- _YOUR ASSIGNMENT_: Without any of the pictures, set down the data below exactly.

:: SUPPLIED MATERIAL ::

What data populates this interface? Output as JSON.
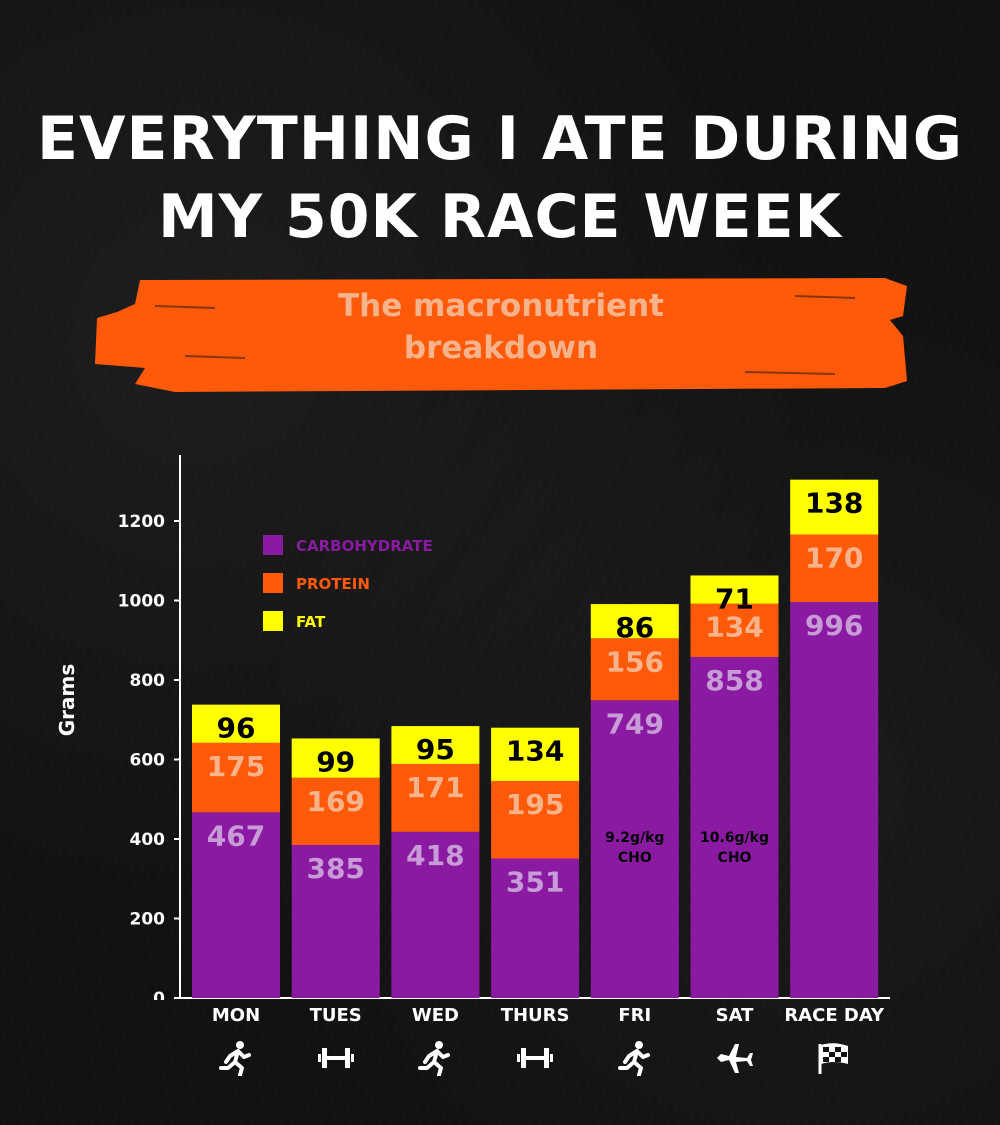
{
  "title_lines": [
    "EVERYTHING I ATE DURING",
    "MY 50K RACE WEEK"
  ],
  "subtitle_lines": [
    "The macronutrient",
    "breakdown"
  ],
  "colors": {
    "carbohydrate": "#8b1aa3",
    "protein": "#ff5a0a",
    "fat": "#ffff00",
    "carb_label": "#c79bd6",
    "protein_label": "#f7b48c",
    "fat_label": "#000000",
    "brush": "#ff5a0a"
  },
  "chart_data": {
    "type": "bar",
    "stacked": true,
    "categories": [
      "MON",
      "TUES",
      "WED",
      "THURS",
      "FRI",
      "SAT",
      "RACE DAY"
    ],
    "series": [
      {
        "name": "CARBOHYDRATE",
        "values": [
          467,
          385,
          418,
          351,
          749,
          858,
          996
        ]
      },
      {
        "name": "PROTEIN",
        "values": [
          175,
          169,
          171,
          195,
          156,
          134,
          170
        ]
      },
      {
        "name": "FAT",
        "values": [
          96,
          99,
          95,
          134,
          86,
          71,
          138
        ]
      }
    ],
    "ylabel": "Grams",
    "ylim": [
      0,
      1300
    ],
    "yticks": [
      0,
      200,
      400,
      600,
      800,
      1000,
      1200
    ],
    "legend_position": "top-left",
    "annotations": [
      {
        "category": "FRI",
        "lines": [
          "9.2g/kg",
          "CHO"
        ]
      },
      {
        "category": "SAT",
        "lines": [
          "10.6g/kg",
          "CHO"
        ]
      }
    ]
  },
  "day_icons": [
    "runner-icon",
    "dumbbell-icon",
    "runner-icon",
    "dumbbell-icon",
    "runner-icon",
    "airplane-icon",
    "checkered-flag-icon"
  ]
}
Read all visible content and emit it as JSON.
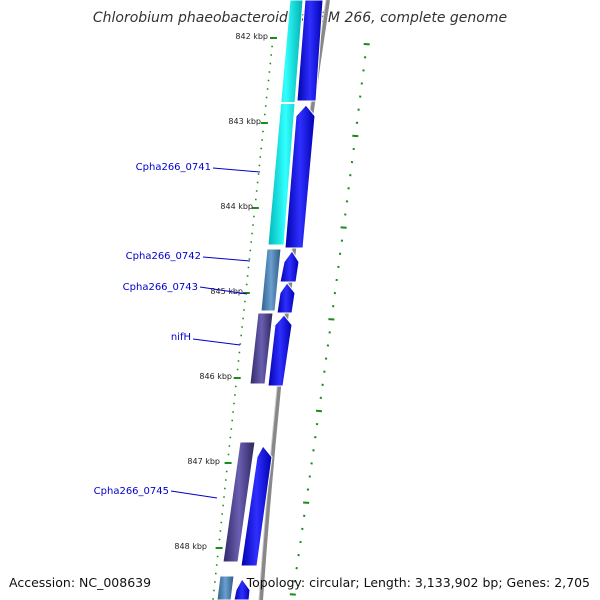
{
  "title": "Chlorobium phaeobacteroides DSM 266, complete genome",
  "footer": {
    "accession": "Accession: NC_008639",
    "summary": "Topology: circular; Length: 3,133,902 bp; Genes: 2,705"
  },
  "ruler_labels": [
    "842 kbp",
    "843 kbp",
    "844 kbp",
    "845 kbp",
    "846 kbp",
    "847 kbp",
    "848 kbp"
  ],
  "gene_labels": [
    "Cpha266_0741",
    "Cpha266_0742",
    "Cpha266_0743",
    "nifH",
    "Cpha266_0745"
  ],
  "colors": {
    "cds_forward": "#0000ee",
    "cog_cyan": "#00e5e5",
    "cog_steel": "#4682b4",
    "cog_slate": "#483d8b",
    "backbone": "#999999",
    "gc_ticks": "#1a8c1a",
    "label_blue": "#0000cc"
  }
}
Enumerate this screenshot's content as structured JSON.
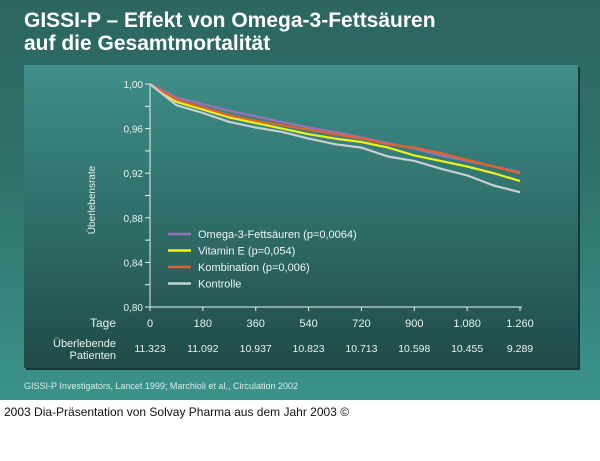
{
  "title_line1": "GISSI-P – Effekt von Omega-3-Fettsäuren",
  "title_line2": "auf die Gesamtmortalität",
  "source": "GISSI-P Investigators, Lancet 1999; Marchioli et al., Circulation 2002",
  "footer": "2003 Dia-Präsentation von Solvay Pharma aus dem Jahr 2003 ©",
  "chart_data": {
    "type": "line",
    "title": "",
    "xlabel": "Tage",
    "ylabel": "Überlebensrate",
    "xlim": [
      0,
      1260
    ],
    "ylim": [
      0.8,
      1.0
    ],
    "grid": false,
    "legend_position": "bottom-left",
    "x_ticks": [
      0,
      180,
      360,
      540,
      720,
      900,
      1080,
      1260
    ],
    "x_tick_labels": [
      "0",
      "180",
      "360",
      "540",
      "720",
      "900",
      "1.080",
      "1.260"
    ],
    "y_ticks": [
      0.8,
      0.84,
      0.88,
      0.92,
      0.96,
      1.0
    ],
    "y_tick_labels": [
      "0,80",
      "0,84",
      "0,88",
      "0,92",
      "0,96",
      "1,00"
    ],
    "patients_label_line1": "Überlebende",
    "patients_label_line2": "Patienten",
    "patients": [
      "11.323",
      "11.092",
      "10.937",
      "10.823",
      "10.713",
      "10.598",
      "10.455",
      "9.289"
    ],
    "x": [
      0,
      90,
      180,
      270,
      360,
      450,
      540,
      630,
      720,
      810,
      900,
      990,
      1080,
      1170,
      1260
    ],
    "series": [
      {
        "name": "Omega-3-Fettsäuren (p=0,0064)",
        "color": "#9b72b4",
        "values": [
          1.0,
          0.988,
          0.982,
          0.976,
          0.971,
          0.966,
          0.961,
          0.957,
          0.952,
          0.947,
          0.942,
          0.936,
          0.931,
          0.926,
          0.921
        ]
      },
      {
        "name": "Vitamin E (p=0,054)",
        "color": "#eef21c",
        "values": [
          1.0,
          0.984,
          0.977,
          0.97,
          0.965,
          0.96,
          0.955,
          0.951,
          0.948,
          0.943,
          0.936,
          0.931,
          0.926,
          0.92,
          0.913
        ]
      },
      {
        "name": "Kombination (p=0,006)",
        "color": "#e2622e",
        "values": [
          1.0,
          0.986,
          0.979,
          0.972,
          0.967,
          0.963,
          0.959,
          0.955,
          0.951,
          0.946,
          0.943,
          0.938,
          0.932,
          0.926,
          0.92
        ]
      },
      {
        "name": "Kontrolle",
        "color": "#c9cfd0",
        "values": [
          1.0,
          0.981,
          0.974,
          0.966,
          0.961,
          0.957,
          0.951,
          0.946,
          0.943,
          0.935,
          0.931,
          0.924,
          0.918,
          0.909,
          0.903
        ]
      }
    ]
  }
}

:::

- _FINISHED EXERCISE_:
What data populates this interface? Output as JSON.
{
  "title_lines": [
    "EVERYTHING I ATE DURING",
    "MY 50K RACE WEEK"
  ],
  "subtitle_lines": [
    "The macronutrient",
    "breakdown"
  ],
  "colors": {
    "carbohydrate": "#8b1aa3",
    "protein": "#ff5a0a",
    "fat": "#ffff00",
    "carb_label": "#c79bd6",
    "protein_label": "#f7b48c",
    "fat_label": "#000000",
    "brush": "#ff5a0a"
  },
  "chart_data": {
    "type": "bar",
    "stacked": true,
    "categories": [
      "MON",
      "TUES",
      "WED",
      "THURS",
      "FRI",
      "SAT",
      "RACE DAY"
    ],
    "series": [
      {
        "name": "CARBOHYDRATE",
        "values": [
          467,
          385,
          418,
          351,
          749,
          858,
          996
        ]
      },
      {
        "name": "PROTEIN",
        "values": [
          175,
          169,
          171,
          195,
          156,
          134,
          170
        ]
      },
      {
        "name": "FAT",
        "values": [
          96,
          99,
          95,
          134,
          86,
          71,
          138
        ]
      }
    ],
    "ylabel": "Grams",
    "ylim": [
      0,
      1300
    ],
    "yticks": [
      0,
      200,
      400,
      600,
      800,
      1000,
      1200
    ],
    "legend_position": "top-left",
    "annotations": [
      {
        "category": "FRI",
        "lines": [
          "9.2g/kg",
          "CHO"
        ]
      },
      {
        "category": "SAT",
        "lines": [
          "10.6g/kg",
          "CHO"
        ]
      }
    ]
  },
  "day_icons": [
    "runner-icon",
    "dumbbell-icon",
    "runner-icon",
    "dumbbell-icon",
    "runner-icon",
    "airplane-icon",
    "checkered-flag-icon"
  ]
}
Read all visible content and emit it as JSON.
{
  "title": "Chlorobium phaeobacteroides DSM 266, complete genome",
  "footer": {
    "accession": "Accession: NC_008639",
    "summary": "Topology: circular; Length: 3,133,902 bp; Genes: 2,705"
  },
  "ruler_labels": [
    "842 kbp",
    "843 kbp",
    "844 kbp",
    "845 kbp",
    "846 kbp",
    "847 kbp",
    "848 kbp"
  ],
  "gene_labels": [
    "Cpha266_0741",
    "Cpha266_0742",
    "Cpha266_0743",
    "nifH",
    "Cpha266_0745"
  ],
  "colors": {
    "cds_forward": "#0000ee",
    "cog_cyan": "#00e5e5",
    "cog_steel": "#4682b4",
    "cog_slate": "#483d8b",
    "backbone": "#999999",
    "gc_ticks": "#1a8c1a",
    "label_blue": "#0000cc"
  }
}
Enumerate this screenshot's content as structured JSON.
{
  "title_line1": "GISSI-P – Effekt von Omega-3-Fettsäuren",
  "title_line2": "auf die Gesamtmortalität",
  "source": "GISSI-P Investigators, Lancet 1999; Marchioli et al., Circulation 2002",
  "footer": "2003 Dia-Präsentation von Solvay Pharma aus dem Jahr 2003 ©",
  "chart_data": {
    "type": "line",
    "title": "",
    "xlabel": "Tage",
    "ylabel": "Überlebensrate",
    "xlim": [
      0,
      1260
    ],
    "ylim": [
      0.8,
      1.0
    ],
    "grid": false,
    "legend_position": "bottom-left",
    "x_ticks": [
      0,
      180,
      360,
      540,
      720,
      900,
      1080,
      1260
    ],
    "x_tick_labels": [
      "0",
      "180",
      "360",
      "540",
      "720",
      "900",
      "1.080",
      "1.260"
    ],
    "y_ticks": [
      0.8,
      0.84,
      0.88,
      0.92,
      0.96,
      1.0
    ],
    "y_tick_labels": [
      "0,80",
      "0,84",
      "0,88",
      "0,92",
      "0,96",
      "1,00"
    ],
    "patients_label_line1": "Überlebende",
    "patients_label_line2": "Patienten",
    "patients": [
      "11.323",
      "11.092",
      "10.937",
      "10.823",
      "10.713",
      "10.598",
      "10.455",
      "9.289"
    ],
    "x": [
      0,
      90,
      180,
      270,
      360,
      450,
      540,
      630,
      720,
      810,
      900,
      990,
      1080,
      1170,
      1260
    ],
    "series": [
      {
        "name": "Omega-3-Fettsäuren (p=0,0064)",
        "color": "#9b72b4",
        "values": [
          1.0,
          0.988,
          0.982,
          0.976,
          0.971,
          0.966,
          0.961,
          0.957,
          0.952,
          0.947,
          0.942,
          0.936,
          0.931,
          0.926,
          0.921
        ]
      },
      {
        "name": "Vitamin E (p=0,054)",
        "color": "#eef21c",
        "values": [
          1.0,
          0.984,
          0.977,
          0.97,
          0.965,
          0.96,
          0.955,
          0.951,
          0.948,
          0.943,
          0.936,
          0.931,
          0.926,
          0.92,
          0.913
        ]
      },
      {
        "name": "Kombination (p=0,006)",
        "color": "#e2622e",
        "values": [
          1.0,
          0.986,
          0.979,
          0.972,
          0.967,
          0.963,
          0.959,
          0.955,
          0.951,
          0.946,
          0.943,
          0.938,
          0.932,
          0.926,
          0.92
        ]
      },
      {
        "name": "Kontrolle",
        "color": "#c9cfd0",
        "values": [
          1.0,
          0.981,
          0.974,
          0.966,
          0.961,
          0.957,
          0.951,
          0.946,
          0.943,
          0.935,
          0.931,
          0.924,
          0.918,
          0.909,
          0.903
        ]
      }
    ]
  }
}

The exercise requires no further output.